▶ _Task statement_
Gather up the lines with the word "desipramine" in them.

::: Supplied records :::

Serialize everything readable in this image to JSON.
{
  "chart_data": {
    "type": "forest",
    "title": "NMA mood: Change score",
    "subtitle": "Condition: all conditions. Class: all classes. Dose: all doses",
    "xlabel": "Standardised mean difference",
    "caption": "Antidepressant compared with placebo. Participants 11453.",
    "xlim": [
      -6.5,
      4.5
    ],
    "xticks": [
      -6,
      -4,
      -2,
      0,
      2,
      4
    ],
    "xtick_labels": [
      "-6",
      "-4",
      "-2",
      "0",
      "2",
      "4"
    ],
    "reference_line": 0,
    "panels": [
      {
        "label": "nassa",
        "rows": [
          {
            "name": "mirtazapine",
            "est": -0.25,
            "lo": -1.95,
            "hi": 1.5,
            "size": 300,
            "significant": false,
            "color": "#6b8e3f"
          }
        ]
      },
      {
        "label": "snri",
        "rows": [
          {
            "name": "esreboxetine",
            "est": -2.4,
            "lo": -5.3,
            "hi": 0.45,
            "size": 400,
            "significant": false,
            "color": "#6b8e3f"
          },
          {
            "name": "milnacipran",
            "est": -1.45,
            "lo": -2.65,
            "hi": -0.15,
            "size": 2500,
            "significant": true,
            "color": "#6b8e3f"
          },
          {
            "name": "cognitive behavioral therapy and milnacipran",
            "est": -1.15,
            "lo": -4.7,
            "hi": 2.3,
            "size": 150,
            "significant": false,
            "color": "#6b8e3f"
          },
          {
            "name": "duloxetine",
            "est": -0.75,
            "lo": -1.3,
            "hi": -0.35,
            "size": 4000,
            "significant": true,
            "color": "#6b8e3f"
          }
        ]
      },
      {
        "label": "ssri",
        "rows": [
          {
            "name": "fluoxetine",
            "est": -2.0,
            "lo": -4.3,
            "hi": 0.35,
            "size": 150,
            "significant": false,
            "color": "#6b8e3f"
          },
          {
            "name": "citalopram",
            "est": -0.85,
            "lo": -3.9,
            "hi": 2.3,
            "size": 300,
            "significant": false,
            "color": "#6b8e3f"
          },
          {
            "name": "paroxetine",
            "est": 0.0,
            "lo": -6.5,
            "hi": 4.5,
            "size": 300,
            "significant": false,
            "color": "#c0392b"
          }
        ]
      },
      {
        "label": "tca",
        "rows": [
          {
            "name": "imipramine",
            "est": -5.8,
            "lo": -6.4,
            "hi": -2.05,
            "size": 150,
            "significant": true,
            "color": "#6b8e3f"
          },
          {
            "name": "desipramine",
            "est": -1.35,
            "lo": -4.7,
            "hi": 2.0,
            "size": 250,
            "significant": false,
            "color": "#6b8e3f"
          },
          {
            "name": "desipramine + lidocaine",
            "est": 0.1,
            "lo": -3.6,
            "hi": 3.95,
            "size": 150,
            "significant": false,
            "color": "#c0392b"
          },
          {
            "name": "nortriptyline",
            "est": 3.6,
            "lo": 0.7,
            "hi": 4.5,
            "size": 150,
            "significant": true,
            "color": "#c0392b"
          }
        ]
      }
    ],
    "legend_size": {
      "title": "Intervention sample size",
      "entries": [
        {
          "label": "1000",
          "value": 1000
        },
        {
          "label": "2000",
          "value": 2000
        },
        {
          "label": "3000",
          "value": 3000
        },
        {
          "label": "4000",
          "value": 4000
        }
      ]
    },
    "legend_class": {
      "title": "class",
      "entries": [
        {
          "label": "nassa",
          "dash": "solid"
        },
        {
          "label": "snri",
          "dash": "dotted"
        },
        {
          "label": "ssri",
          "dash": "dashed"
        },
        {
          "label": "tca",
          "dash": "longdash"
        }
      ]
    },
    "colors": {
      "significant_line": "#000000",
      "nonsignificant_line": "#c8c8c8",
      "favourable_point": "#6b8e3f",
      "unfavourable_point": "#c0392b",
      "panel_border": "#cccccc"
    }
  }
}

:::

▶ _Answer for this exercise_
            "name": "desipramine",
            "name": "desipramine + lidocaine",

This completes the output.